What is required:
Print out each record below, unaltered and complete, without its images.

Information given:
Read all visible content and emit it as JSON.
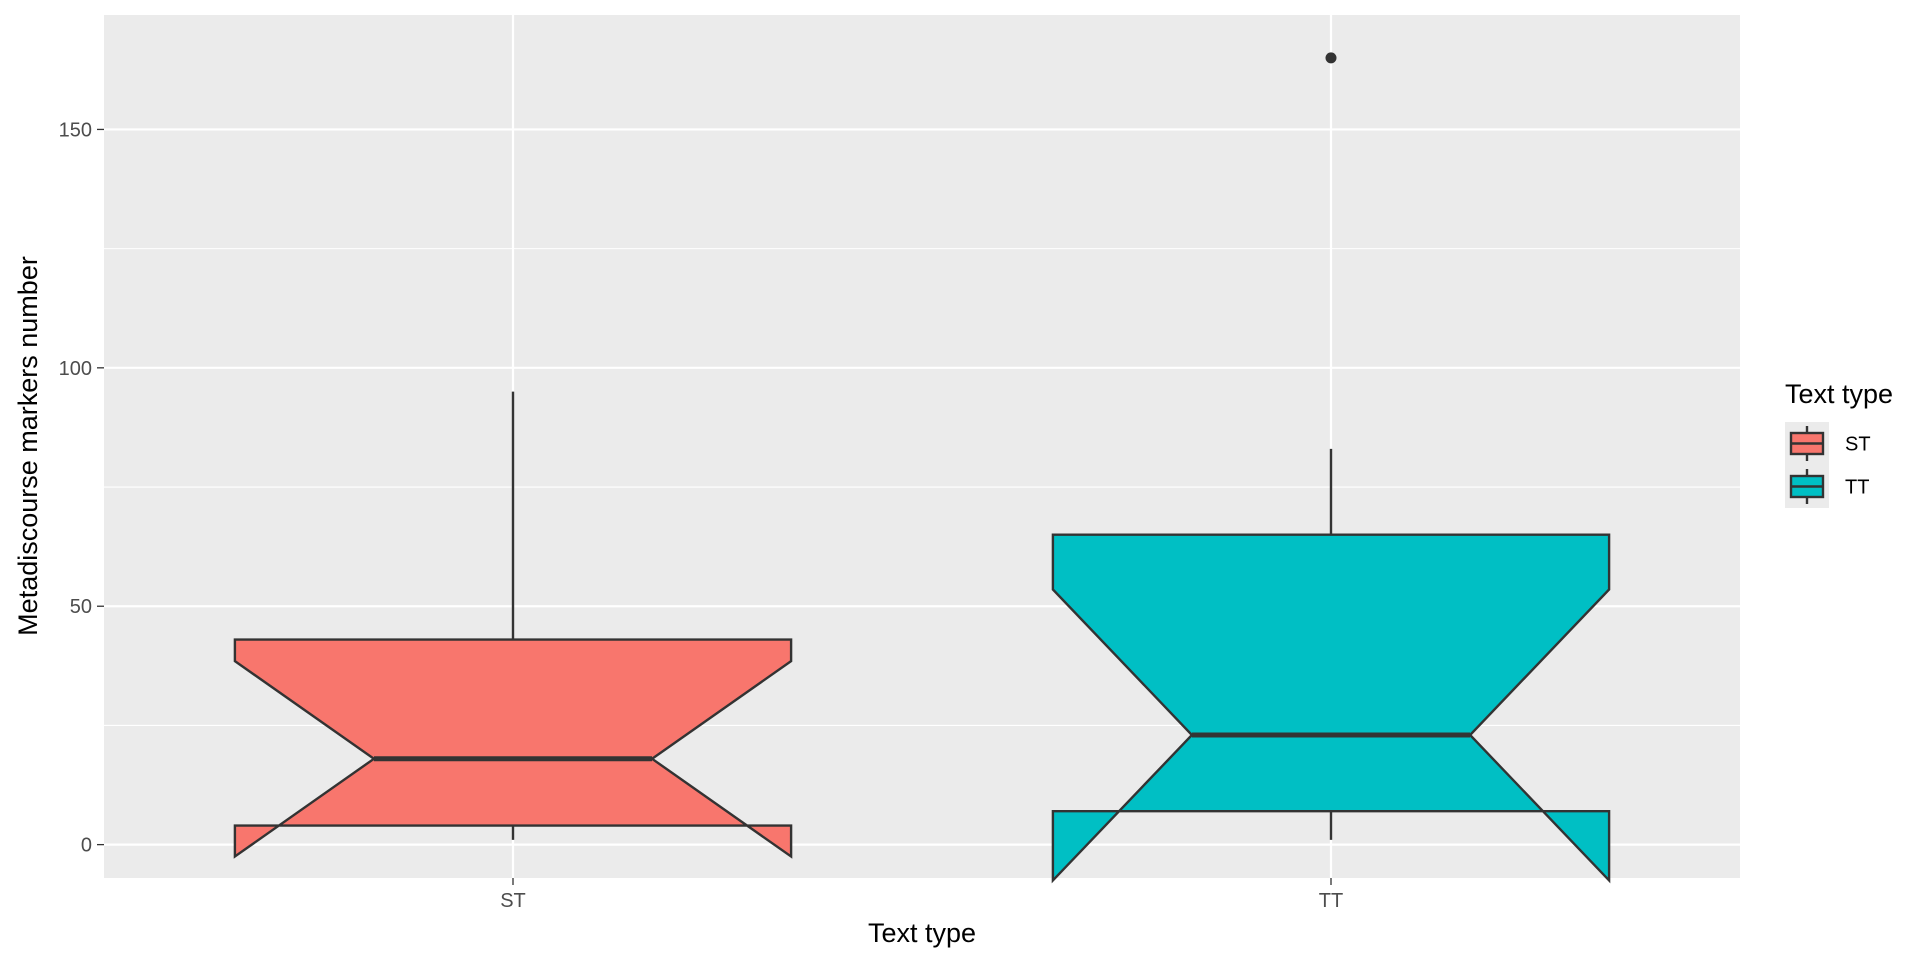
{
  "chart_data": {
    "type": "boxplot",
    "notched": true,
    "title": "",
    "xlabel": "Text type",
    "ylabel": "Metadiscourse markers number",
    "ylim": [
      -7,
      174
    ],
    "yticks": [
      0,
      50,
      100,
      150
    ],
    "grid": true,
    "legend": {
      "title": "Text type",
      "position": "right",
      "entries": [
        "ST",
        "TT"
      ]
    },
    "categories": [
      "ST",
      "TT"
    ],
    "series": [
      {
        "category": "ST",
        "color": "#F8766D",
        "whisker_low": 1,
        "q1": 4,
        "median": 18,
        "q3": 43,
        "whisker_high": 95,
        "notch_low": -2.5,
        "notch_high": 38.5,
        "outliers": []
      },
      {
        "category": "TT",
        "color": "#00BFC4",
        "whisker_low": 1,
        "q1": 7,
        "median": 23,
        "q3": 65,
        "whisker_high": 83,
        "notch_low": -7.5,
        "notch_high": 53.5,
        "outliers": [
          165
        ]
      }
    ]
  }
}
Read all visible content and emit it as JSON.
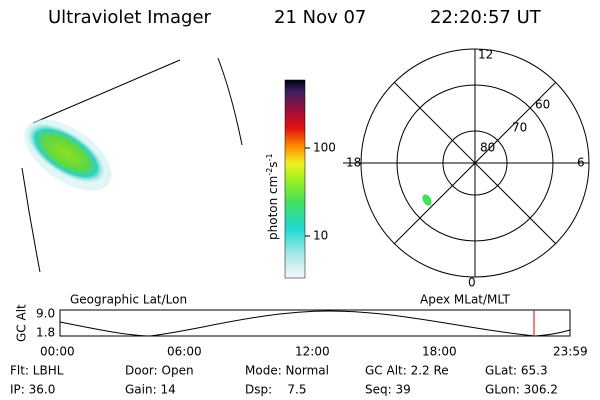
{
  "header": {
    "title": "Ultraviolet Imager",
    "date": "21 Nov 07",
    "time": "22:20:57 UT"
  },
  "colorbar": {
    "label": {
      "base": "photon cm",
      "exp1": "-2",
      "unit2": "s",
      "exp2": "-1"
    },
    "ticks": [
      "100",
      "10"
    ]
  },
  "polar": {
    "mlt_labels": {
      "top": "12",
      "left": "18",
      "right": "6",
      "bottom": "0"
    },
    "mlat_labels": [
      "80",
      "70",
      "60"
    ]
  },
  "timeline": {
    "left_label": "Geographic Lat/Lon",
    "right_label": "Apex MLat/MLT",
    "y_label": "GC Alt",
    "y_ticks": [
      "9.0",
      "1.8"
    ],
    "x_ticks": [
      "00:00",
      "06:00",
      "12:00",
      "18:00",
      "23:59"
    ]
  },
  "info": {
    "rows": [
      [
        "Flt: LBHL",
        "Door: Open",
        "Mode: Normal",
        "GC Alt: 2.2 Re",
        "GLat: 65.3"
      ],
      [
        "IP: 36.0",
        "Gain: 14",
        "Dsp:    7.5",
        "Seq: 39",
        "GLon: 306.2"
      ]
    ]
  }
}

Exercise result:
Read all visible content and emit it as JSON.
{
  "chart_data": {
    "type": "boxplot",
    "notched": true,
    "title": "",
    "xlabel": "Text type",
    "ylabel": "Metadiscourse markers number",
    "ylim": [
      -7,
      174
    ],
    "yticks": [
      0,
      50,
      100,
      150
    ],
    "grid": true,
    "legend": {
      "title": "Text type",
      "position": "right",
      "entries": [
        "ST",
        "TT"
      ]
    },
    "categories": [
      "ST",
      "TT"
    ],
    "series": [
      {
        "category": "ST",
        "color": "#F8766D",
        "whisker_low": 1,
        "q1": 4,
        "median": 18,
        "q3": 43,
        "whisker_high": 95,
        "notch_low": -2.5,
        "notch_high": 38.5,
        "outliers": []
      },
      {
        "category": "TT",
        "color": "#00BFC4",
        "whisker_low": 1,
        "q1": 7,
        "median": 23,
        "q3": 65,
        "whisker_high": 83,
        "notch_low": -7.5,
        "notch_high": 53.5,
        "outliers": [
          165
        ]
      }
    ]
  }
}
Read all visible content and emit it as JSON.
{
  "header": {
    "title": "Ultraviolet Imager",
    "date": "21 Nov 07",
    "time": "22:20:57 UT"
  },
  "colorbar": {
    "label": {
      "base": "photon cm",
      "exp1": "-2",
      "unit2": "s",
      "exp2": "-1"
    },
    "ticks": [
      "100",
      "10"
    ]
  },
  "polar": {
    "mlt_labels": {
      "top": "12",
      "left": "18",
      "right": "6",
      "bottom": "0"
    },
    "mlat_labels": [
      "80",
      "70",
      "60"
    ]
  },
  "timeline": {
    "left_label": "Geographic Lat/Lon",
    "right_label": "Apex MLat/MLT",
    "y_label": "GC Alt",
    "y_ticks": [
      "9.0",
      "1.8"
    ],
    "x_ticks": [
      "00:00",
      "06:00",
      "12:00",
      "18:00",
      "23:59"
    ]
  },
  "info": {
    "rows": [
      [
        "Flt: LBHL",
        "Door: Open",
        "Mode: Normal",
        "GC Alt: 2.2 Re",
        "GLat: 65.3"
      ],
      [
        "IP: 36.0",
        "Gain: 14",
        "Dsp:    7.5",
        "Seq: 39",
        "GLon: 306.2"
      ]
    ]
  }
}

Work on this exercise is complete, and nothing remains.